* **YOUR GOAL**
Give back the full listing verbatim, apart from its images.

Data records
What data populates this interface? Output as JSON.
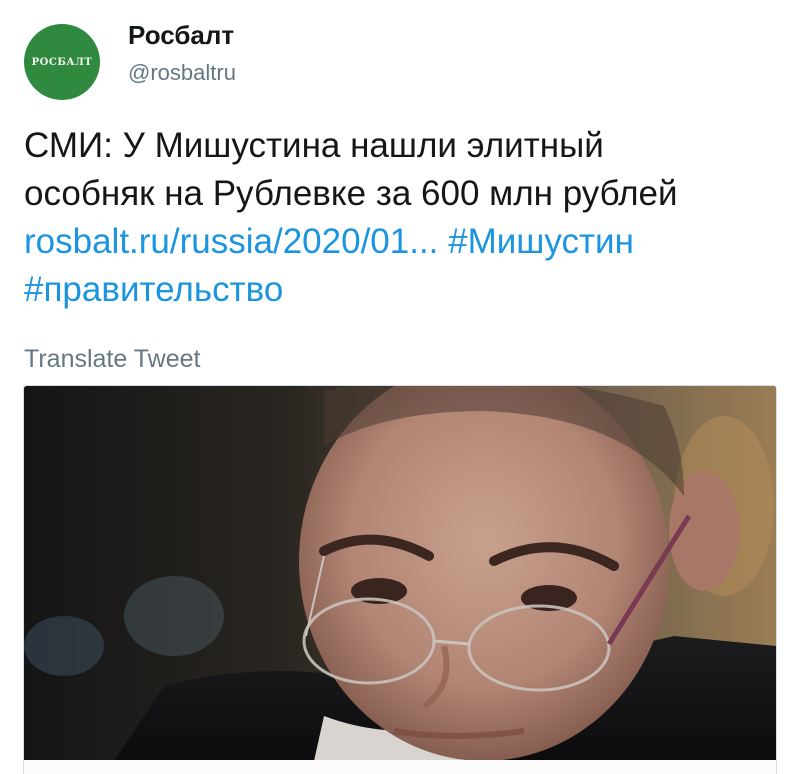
{
  "account": {
    "display_name": "Росбалт",
    "handle": "@rosbaltru",
    "avatar_text": "РОСБАЛТ",
    "avatar_color": "#2f8a3f"
  },
  "tweet": {
    "text_line1": "СМИ: У Мишустина нашли элитный",
    "text_line2": "особняк на Рублевке за 600 млн рублей",
    "link": "rosbalt.ru/russia/2020/01...",
    "hashtag1": "#Мишустин",
    "hashtag2": "#правительство",
    "translate_label": "Translate Tweet"
  },
  "colors": {
    "link": "#1b95e0",
    "secondary_text": "#657786"
  }
}
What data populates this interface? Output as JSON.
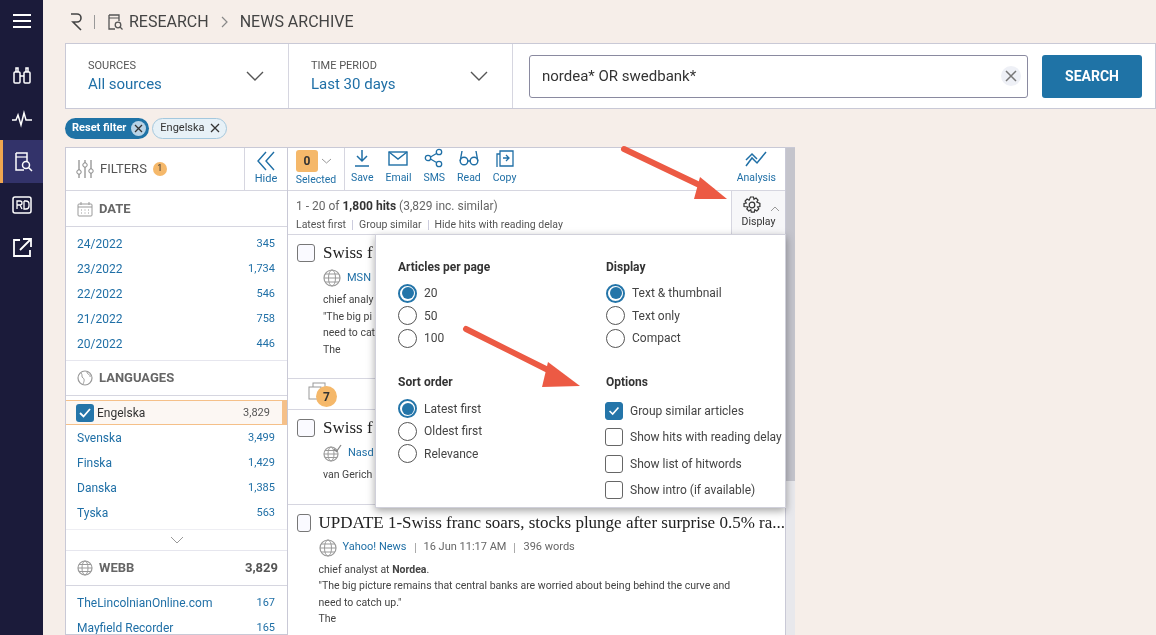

* **SOLUTION TO THIS EXERCISE**
What data populates this interface? Output as JSON.
{
  "account": {
    "display_name": "Росбалт",
    "handle": "@rosbaltru",
    "avatar_text": "РОСБАЛТ",
    "avatar_color": "#2f8a3f"
  },
  "tweet": {
    "text_line1": "СМИ: У Мишустина нашли элитный",
    "text_line2": "особняк на Рублевке за 600 млн рублей",
    "link": "rosbalt.ru/russia/2020/01...",
    "hashtag1": "#Мишустин",
    "hashtag2": "#правительство",
    "translate_label": "Translate Tweet"
  },
  "colors": {
    "link": "#1b95e0",
    "secondary_text": "#657786"
  }
}
What data populates this interface? Output as JSON.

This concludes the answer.